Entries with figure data
________

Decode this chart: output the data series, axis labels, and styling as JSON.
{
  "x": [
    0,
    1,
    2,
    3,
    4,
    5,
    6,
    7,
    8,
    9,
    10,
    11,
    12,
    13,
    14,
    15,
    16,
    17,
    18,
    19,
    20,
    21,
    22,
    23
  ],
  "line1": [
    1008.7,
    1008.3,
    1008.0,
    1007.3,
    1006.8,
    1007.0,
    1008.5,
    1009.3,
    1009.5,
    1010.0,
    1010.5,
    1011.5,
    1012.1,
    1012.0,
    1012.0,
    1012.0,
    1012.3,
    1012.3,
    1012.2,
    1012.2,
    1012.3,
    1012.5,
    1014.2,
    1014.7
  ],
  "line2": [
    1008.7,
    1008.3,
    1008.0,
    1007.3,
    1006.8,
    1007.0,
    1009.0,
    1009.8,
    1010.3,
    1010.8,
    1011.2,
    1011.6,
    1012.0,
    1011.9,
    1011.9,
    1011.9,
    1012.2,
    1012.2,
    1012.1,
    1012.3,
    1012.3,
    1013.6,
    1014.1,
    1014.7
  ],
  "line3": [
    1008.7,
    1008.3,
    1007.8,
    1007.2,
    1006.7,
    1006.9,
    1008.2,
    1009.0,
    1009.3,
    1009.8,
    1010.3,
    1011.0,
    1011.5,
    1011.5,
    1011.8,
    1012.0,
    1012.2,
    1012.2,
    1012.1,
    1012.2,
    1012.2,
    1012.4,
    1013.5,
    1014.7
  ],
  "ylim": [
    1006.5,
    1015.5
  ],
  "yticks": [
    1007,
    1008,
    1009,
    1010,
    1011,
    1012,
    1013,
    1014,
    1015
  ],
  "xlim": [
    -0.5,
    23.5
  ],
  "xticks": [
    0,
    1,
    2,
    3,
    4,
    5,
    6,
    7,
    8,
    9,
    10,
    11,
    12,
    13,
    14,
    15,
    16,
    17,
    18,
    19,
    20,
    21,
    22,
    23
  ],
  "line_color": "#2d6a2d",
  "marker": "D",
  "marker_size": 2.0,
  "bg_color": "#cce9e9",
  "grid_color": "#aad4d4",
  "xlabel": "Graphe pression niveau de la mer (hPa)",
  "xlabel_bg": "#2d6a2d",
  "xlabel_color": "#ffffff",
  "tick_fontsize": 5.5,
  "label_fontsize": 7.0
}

________

**Task brief**
Emit the records above again, exactly, with no line skipped.

**Written answer**
Decode this chart: output the data series, axis labels, and styling as JSON.
{
  "x": [
    0,
    1,
    2,
    3,
    4,
    5,
    6,
    7,
    8,
    9,
    10,
    11,
    12,
    13,
    14,
    15,
    16,
    17,
    18,
    19,
    20,
    21,
    22,
    23
  ],
  "line1": [
    1008.7,
    1008.3,
    1008.0,
    1007.3,
    1006.8,
    1007.0,
    1008.5,
    1009.3,
    1009.5,
    1010.0,
    1010.5,
    1011.5,
    1012.1,
    1012.0,
    1012.0,
    1012.0,
    1012.3,
    1012.3,
    1012.2,
    1012.2,
    1012.3,
    1012.5,
    1014.2,
    1014.7
  ],
  "line2": [
    1008.7,
    1008.3,
    1008.0,
    1007.3,
    1006.8,
    1007.0,
    1009.0,
    1009.8,
    1010.3,
    1010.8,
    1011.2,
    1011.6,
    1012.0,
    1011.9,
    1011.9,
    1011.9,
    1012.2,
    1012.2,
    1012.1,
    1012.3,
    1012.3,
    1013.6,
    1014.1,
    1014.7
  ],
  "line3": [
    1008.7,
    1008.3,
    1007.8,
    1007.2,
    1006.7,
    1006.9,
    1008.2,
    1009.0,
    1009.3,
    1009.8,
    1010.3,
    1011.0,
    1011.5,
    1011.5,
    1011.8,
    1012.0,
    1012.2,
    1012.2,
    1012.1,
    1012.2,
    1012.2,
    1012.4,
    1013.5,
    1014.7
  ],
  "ylim": [
    1006.5,
    1015.5
  ],
  "yticks": [
    1007,
    1008,
    1009,
    1010,
    1011,
    1012,
    1013,
    1014,
    1015
  ],
  "xlim": [
    -0.5,
    23.5
  ],
  "xticks": [
    0,
    1,
    2,
    3,
    4,
    5,
    6,
    7,
    8,
    9,
    10,
    11,
    12,
    13,
    14,
    15,
    16,
    17,
    18,
    19,
    20,
    21,
    22,
    23
  ],
  "line_color": "#2d6a2d",
  "marker": "D",
  "marker_size": 2.0,
  "bg_color": "#cce9e9",
  "grid_color": "#aad4d4",
  "xlabel": "Graphe pression niveau de la mer (hPa)",
  "xlabel_bg": "#2d6a2d",
  "xlabel_color": "#ffffff",
  "tick_fontsize": 5.5,
  "label_fontsize": 7.0
}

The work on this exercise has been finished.